Written instruction :: In the listing below, find every line with the string "user" and pull it out.

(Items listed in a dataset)
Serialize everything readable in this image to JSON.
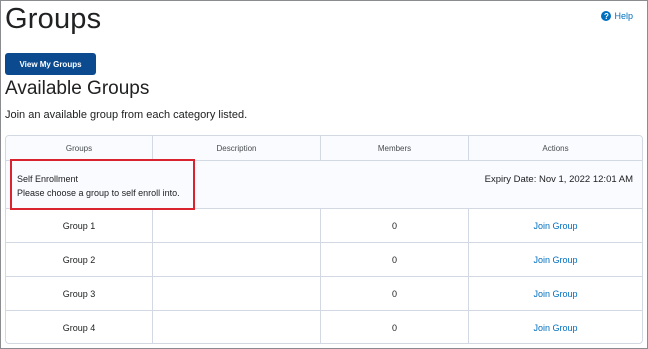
{
  "page": {
    "title": "Groups",
    "help_label": "Help",
    "help_icon": "question-circle-icon"
  },
  "toolbar": {
    "view_my_groups_label": "View My Groups"
  },
  "section": {
    "title": "Available Groups",
    "instruction": "Join an available group from each category listed."
  },
  "table": {
    "headers": [
      "Groups",
      "Description",
      "Members",
      "Actions"
    ],
    "category": {
      "name": "Self Enrollment",
      "description": "Please choose a group to self enroll into.",
      "expiry": "Expiry Date: Nov 1, 2022 12:01 AM"
    },
    "rows": [
      {
        "group": "Group 1",
        "description": "",
        "members": "0",
        "action": "Join Group"
      },
      {
        "group": "Group 2",
        "description": "",
        "members": "0",
        "action": "Join Group"
      },
      {
        "group": "Group 3",
        "description": "",
        "members": "0",
        "action": "Join Group"
      },
      {
        "group": "Group 4",
        "description": "",
        "members": "0",
        "action": "Join Group"
      }
    ]
  },
  "colors": {
    "primary_button": "#0b4a8f",
    "link": "#006fbf",
    "highlight": "#d9232e"
  }
}
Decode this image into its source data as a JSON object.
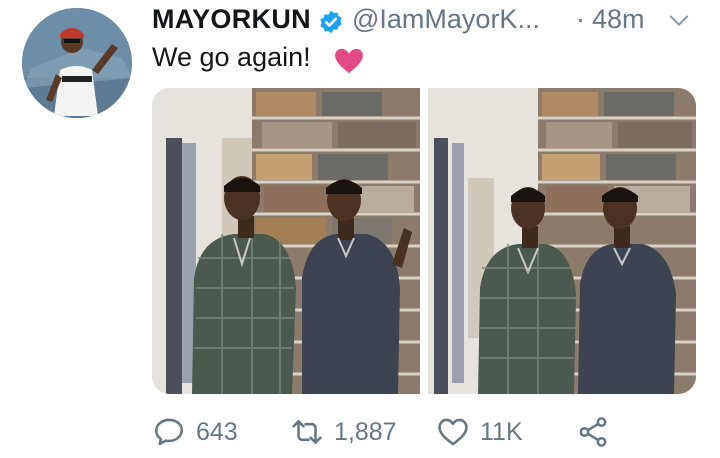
{
  "tweet": {
    "display_name": "MAYORKUN",
    "handle": "@IamMayorK...",
    "separator": "·",
    "time": "48m",
    "text": "We go again!",
    "verified": true,
    "emoji": "pink-heart"
  },
  "actions": {
    "replies": "643",
    "retweets": "1,887",
    "likes": "11K"
  },
  "colors": {
    "verified_blue": "#1da1f2",
    "secondary_text": "#657786",
    "heart_pink": "#e0245e"
  }
}
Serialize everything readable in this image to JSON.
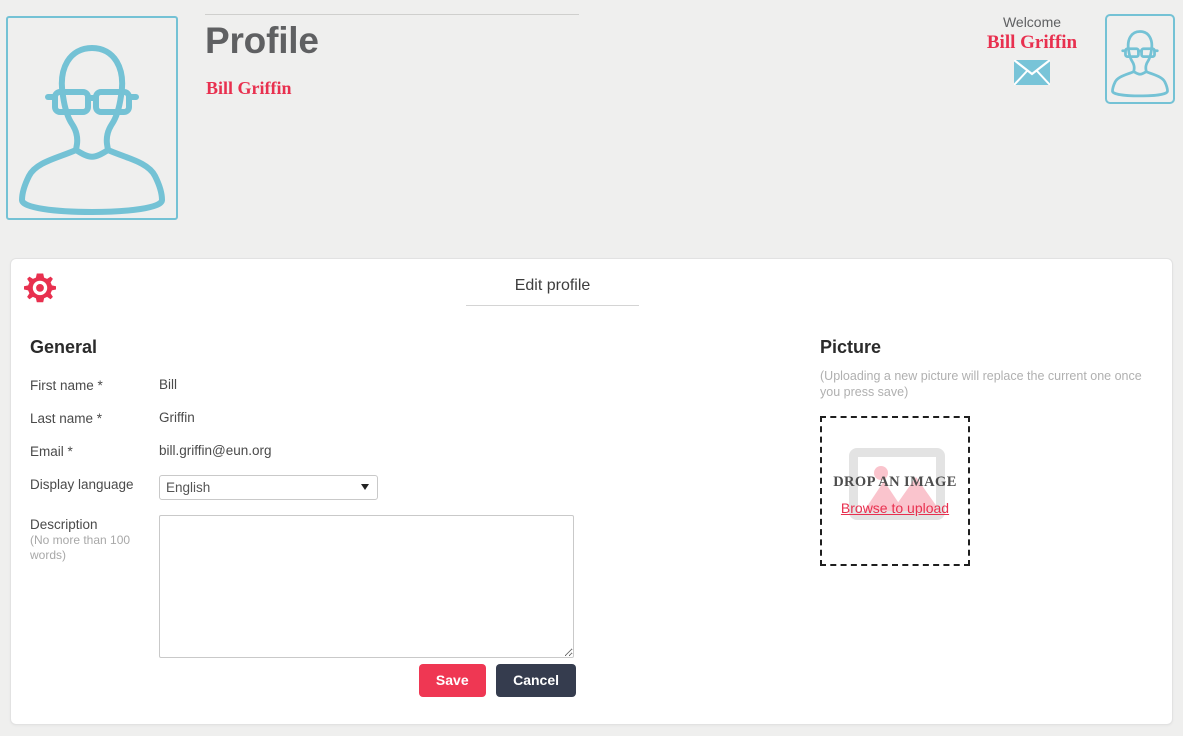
{
  "header": {
    "title": "Profile",
    "subtitle": "Bill Griffin",
    "avatar_icon": "user-avatar-glasses-icon",
    "welcome_label": "Welcome",
    "welcome_name": "Bill Griffin",
    "mail_icon": "envelope-icon",
    "user_avatar_icon": "user-avatar-glasses-icon"
  },
  "card": {
    "gear_icon": "gear-icon",
    "tab_label": "Edit profile"
  },
  "general": {
    "heading": "General",
    "fields": [
      {
        "label": "First name *",
        "value": "Bill"
      },
      {
        "label": "Last name *",
        "value": "Griffin"
      },
      {
        "label": "Email *",
        "value": "bill.griffin@eun.org"
      }
    ],
    "language": {
      "label": "Display language",
      "selected": "English",
      "options": [
        "English"
      ]
    },
    "description": {
      "label": "Description",
      "hint": "(No more than 100 words)",
      "value": "",
      "placeholder": ""
    }
  },
  "actions": {
    "save_label": "Save",
    "cancel_label": "Cancel"
  },
  "picture": {
    "heading": "Picture",
    "note": "(Uploading a new picture will replace the current one once you press save)",
    "dropzone_text": "DROP AN IMAGE",
    "dropzone_link": "Browse to upload",
    "watermark_icon": "image-placeholder-icon"
  },
  "colors": {
    "page_background": "#efefee",
    "card_background": "#ffffff",
    "accent_red": "#e8304f",
    "save_button": "#ef3753",
    "cancel_button": "#353c4e",
    "avatar_blue": "#74c2d5",
    "title_gray": "#5f6062"
  }
}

Output of the exercise ::
    "avatar_icon": "user-avatar-glasses-icon",
    "user_avatar_icon": "user-avatar-glasses-icon"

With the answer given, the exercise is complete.